Exercise prompt: Output the data exactly, with every line intact.

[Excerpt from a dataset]
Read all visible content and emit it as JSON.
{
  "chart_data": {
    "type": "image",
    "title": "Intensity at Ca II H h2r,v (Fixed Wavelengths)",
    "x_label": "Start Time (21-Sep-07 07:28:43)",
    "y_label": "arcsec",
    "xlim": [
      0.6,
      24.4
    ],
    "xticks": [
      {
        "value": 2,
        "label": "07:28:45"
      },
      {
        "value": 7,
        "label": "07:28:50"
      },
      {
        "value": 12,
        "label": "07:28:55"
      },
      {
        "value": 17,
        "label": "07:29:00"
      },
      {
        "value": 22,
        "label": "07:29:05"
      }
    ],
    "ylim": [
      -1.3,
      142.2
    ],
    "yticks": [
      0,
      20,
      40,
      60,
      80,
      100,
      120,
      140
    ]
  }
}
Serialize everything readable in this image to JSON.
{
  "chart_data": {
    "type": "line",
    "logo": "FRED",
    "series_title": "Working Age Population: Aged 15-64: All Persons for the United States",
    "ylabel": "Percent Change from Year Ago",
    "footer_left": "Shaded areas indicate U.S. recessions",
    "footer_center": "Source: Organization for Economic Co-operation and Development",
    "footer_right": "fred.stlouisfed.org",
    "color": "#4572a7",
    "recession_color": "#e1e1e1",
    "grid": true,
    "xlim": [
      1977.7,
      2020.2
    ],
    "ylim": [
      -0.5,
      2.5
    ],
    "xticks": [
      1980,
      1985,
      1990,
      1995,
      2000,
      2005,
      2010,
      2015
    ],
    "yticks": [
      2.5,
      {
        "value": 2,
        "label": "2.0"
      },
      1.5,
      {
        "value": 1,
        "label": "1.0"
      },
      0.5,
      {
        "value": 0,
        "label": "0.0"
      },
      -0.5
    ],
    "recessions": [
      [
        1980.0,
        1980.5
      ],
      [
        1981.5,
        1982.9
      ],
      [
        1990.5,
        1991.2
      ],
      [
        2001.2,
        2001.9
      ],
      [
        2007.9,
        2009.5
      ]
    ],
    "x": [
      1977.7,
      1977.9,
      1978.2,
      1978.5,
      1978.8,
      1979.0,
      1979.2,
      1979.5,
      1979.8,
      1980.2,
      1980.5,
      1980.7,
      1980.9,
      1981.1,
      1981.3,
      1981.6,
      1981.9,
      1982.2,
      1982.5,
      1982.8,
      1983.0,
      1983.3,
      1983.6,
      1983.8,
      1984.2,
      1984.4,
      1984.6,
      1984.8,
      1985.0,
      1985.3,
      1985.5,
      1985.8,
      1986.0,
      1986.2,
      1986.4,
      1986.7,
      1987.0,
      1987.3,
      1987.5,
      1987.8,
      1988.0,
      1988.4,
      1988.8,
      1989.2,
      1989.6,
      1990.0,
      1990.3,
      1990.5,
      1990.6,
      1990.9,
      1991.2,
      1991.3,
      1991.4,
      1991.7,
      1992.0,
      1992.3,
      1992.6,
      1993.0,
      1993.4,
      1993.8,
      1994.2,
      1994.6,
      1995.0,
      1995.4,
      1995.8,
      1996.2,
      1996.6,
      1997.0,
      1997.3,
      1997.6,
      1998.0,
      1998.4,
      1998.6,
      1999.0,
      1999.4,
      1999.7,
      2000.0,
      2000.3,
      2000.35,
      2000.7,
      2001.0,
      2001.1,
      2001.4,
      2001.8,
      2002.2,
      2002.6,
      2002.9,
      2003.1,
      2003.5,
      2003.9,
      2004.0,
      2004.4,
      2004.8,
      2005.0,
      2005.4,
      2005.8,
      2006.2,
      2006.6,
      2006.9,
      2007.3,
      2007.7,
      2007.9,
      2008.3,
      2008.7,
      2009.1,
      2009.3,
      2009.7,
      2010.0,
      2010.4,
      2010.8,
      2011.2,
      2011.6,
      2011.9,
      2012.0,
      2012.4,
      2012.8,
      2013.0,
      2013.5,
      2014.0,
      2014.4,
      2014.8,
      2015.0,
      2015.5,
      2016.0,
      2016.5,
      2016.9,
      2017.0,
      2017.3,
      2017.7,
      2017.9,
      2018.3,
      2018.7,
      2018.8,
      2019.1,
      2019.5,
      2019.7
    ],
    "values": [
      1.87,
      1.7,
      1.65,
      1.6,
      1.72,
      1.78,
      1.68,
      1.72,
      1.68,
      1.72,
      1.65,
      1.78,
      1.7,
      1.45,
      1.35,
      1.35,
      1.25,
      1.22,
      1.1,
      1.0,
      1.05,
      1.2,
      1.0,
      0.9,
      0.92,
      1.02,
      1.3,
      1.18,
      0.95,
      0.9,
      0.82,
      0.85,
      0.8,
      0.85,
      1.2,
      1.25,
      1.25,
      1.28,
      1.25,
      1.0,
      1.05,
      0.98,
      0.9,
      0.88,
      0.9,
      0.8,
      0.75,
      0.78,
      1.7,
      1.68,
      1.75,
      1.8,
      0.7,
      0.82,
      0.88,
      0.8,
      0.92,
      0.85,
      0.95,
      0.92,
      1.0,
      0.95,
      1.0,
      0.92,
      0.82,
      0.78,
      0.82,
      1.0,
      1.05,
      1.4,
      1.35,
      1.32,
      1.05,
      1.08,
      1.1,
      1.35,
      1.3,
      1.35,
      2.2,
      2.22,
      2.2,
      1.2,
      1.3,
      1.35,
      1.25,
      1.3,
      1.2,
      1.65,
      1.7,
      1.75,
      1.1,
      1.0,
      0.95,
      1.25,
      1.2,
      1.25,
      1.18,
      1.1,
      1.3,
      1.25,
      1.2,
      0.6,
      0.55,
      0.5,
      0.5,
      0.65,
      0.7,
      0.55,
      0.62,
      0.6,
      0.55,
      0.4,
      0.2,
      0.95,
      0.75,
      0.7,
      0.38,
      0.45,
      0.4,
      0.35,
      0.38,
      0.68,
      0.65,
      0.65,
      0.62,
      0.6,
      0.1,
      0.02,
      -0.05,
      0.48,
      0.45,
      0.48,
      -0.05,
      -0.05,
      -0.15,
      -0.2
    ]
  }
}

Full solution:
Read all visible content and emit it as JSON.
{
  "chart_data": {
    "type": "image",
    "title": "Intensity at Ca II H h2r,v (Fixed Wavelengths)",
    "x_label": "Start Time (21-Sep-07 07:28:43)",
    "y_label": "arcsec",
    "xlim": [
      0.6,
      24.4
    ],
    "xticks": [
      {
        "value": 2,
        "label": "07:28:45"
      },
      {
        "value": 7,
        "label": "07:28:50"
      },
      {
        "value": 12,
        "label": "07:28:55"
      },
      {
        "value": 17,
        "label": "07:29:00"
      },
      {
        "value": 22,
        "label": "07:29:05"
      }
    ],
    "ylim": [
      -1.3,
      142.2
    ],
    "yticks": [
      0,
      20,
      40,
      60,
      80,
      100,
      120,
      140
    ]
  }
}
Serialize everything readable in this image to JSON.
{
  "chart_data": {
    "type": "line",
    "logo": "FRED",
    "series_title": "Working Age Population: Aged 15-64: All Persons for the United States",
    "ylabel": "Percent Change from Year Ago",
    "footer_left": "Shaded areas indicate U.S. recessions",
    "footer_center": "Source: Organization for Economic Co-operation and Development",
    "footer_right": "fred.stlouisfed.org",
    "color": "#4572a7",
    "recession_color": "#e1e1e1",
    "grid": true,
    "xlim": [
      1977.7,
      2020.2
    ],
    "ylim": [
      -0.5,
      2.5
    ],
    "xticks": [
      1980,
      1985,
      1990,
      1995,
      2000,
      2005,
      2010,
      2015
    ],
    "yticks": [
      2.5,
      {
        "value": 2,
        "label": "2.0"
      },
      1.5,
      {
        "value": 1,
        "label": "1.0"
      },
      0.5,
      {
        "value": 0,
        "label": "0.0"
      },
      -0.5
    ],
    "recessions": [
      [
        1980.0,
        1980.5
      ],
      [
        1981.5,
        1982.9
      ],
      [
        1990.5,
        1991.2
      ],
      [
        2001.2,
        2001.9
      ],
      [
        2007.9,
        2009.5
      ]
    ],
    "x": [
      1977.7,
      1977.9,
      1978.2,
      1978.5,
      1978.8,
      1979.0,
      1979.2,
      1979.5,
      1979.8,
      1980.2,
      1980.5,
      1980.7,
      1980.9,
      1981.1,
      1981.3,
      1981.6,
      1981.9,
      1982.2,
      1982.5,
      1982.8,
      1983.0,
      1983.3,
      1983.6,
      1983.8,
      1984.2,
      1984.4,
      1984.6,
      1984.8,
      1985.0,
      1985.3,
      1985.5,
      1985.8,
      1986.0,
      1986.2,
      1986.4,
      1986.7,
      1987.0,
      1987.3,
      1987.5,
      1987.8,
      1988.0,
      1988.4,
      1988.8,
      1989.2,
      1989.6,
      1990.0,
      1990.3,
      1990.5,
      1990.6,
      1990.9,
      1991.2,
      1991.3,
      1991.4,
      1991.7,
      1992.0,
      1992.3,
      1992.6,
      1993.0,
      1993.4,
      1993.8,
      1994.2,
      1994.6,
      1995.0,
      1995.4,
      1995.8,
      1996.2,
      1996.6,
      1997.0,
      1997.3,
      1997.6,
      1998.0,
      1998.4,
      1998.6,
      1999.0,
      1999.4,
      1999.7,
      2000.0,
      2000.3,
      2000.35,
      2000.7,
      2001.0,
      2001.1,
      2001.4,
      2001.8,
      2002.2,
      2002.6,
      2002.9,
      2003.1,
      2003.5,
      2003.9,
      2004.0,
      2004.4,
      2004.8,
      2005.0,
      2005.4,
      2005.8,
      2006.2,
      2006.6,
      2006.9,
      2007.3,
      2007.7,
      2007.9,
      2008.3,
      2008.7,
      2009.1,
      2009.3,
      2009.7,
      2010.0,
      2010.4,
      2010.8,
      2011.2,
      2011.6,
      2011.9,
      2012.0,
      2012.4,
      2012.8,
      2013.0,
      2013.5,
      2014.0,
      2014.4,
      2014.8,
      2015.0,
      2015.5,
      2016.0,
      2016.5,
      2016.9,
      2017.0,
      2017.3,
      2017.7,
      2017.9,
      2018.3,
      2018.7,
      2018.8,
      2019.1,
      2019.5,
      2019.7
    ],
    "values": [
      1.87,
      1.7,
      1.65,
      1.6,
      1.72,
      1.78,
      1.68,
      1.72,
      1.68,
      1.72,
      1.65,
      1.78,
      1.7,
      1.45,
      1.35,
      1.35,
      1.25,
      1.22,
      1.1,
      1.0,
      1.05,
      1.2,
      1.0,
      0.9,
      0.92,
      1.02,
      1.3,
      1.18,
      0.95,
      0.9,
      0.82,
      0.85,
      0.8,
      0.85,
      1.2,
      1.25,
      1.25,
      1.28,
      1.25,
      1.0,
      1.05,
      0.98,
      0.9,
      0.88,
      0.9,
      0.8,
      0.75,
      0.78,
      1.7,
      1.68,
      1.75,
      1.8,
      0.7,
      0.82,
      0.88,
      0.8,
      0.92,
      0.85,
      0.95,
      0.92,
      1.0,
      0.95,
      1.0,
      0.92,
      0.82,
      0.78,
      0.82,
      1.0,
      1.05,
      1.4,
      1.35,
      1.32,
      1.05,
      1.08,
      1.1,
      1.35,
      1.3,
      1.35,
      2.2,
      2.22,
      2.2,
      1.2,
      1.3,
      1.35,
      1.25,
      1.3,
      1.2,
      1.65,
      1.7,
      1.75,
      1.1,
      1.0,
      0.95,
      1.25,
      1.2,
      1.25,
      1.18,
      1.1,
      1.3,
      1.25,
      1.2,
      0.6,
      0.55,
      0.5,
      0.5,
      0.65,
      0.7,
      0.55,
      0.62,
      0.6,
      0.55,
      0.4,
      0.2,
      0.95,
      0.75,
      0.7,
      0.38,
      0.45,
      0.4,
      0.35,
      0.38,
      0.68,
      0.65,
      0.65,
      0.62,
      0.6,
      0.1,
      0.02,
      -0.05,
      0.48,
      0.45,
      0.48,
      -0.05,
      -0.05,
      -0.15,
      -0.2
    ]
  }
}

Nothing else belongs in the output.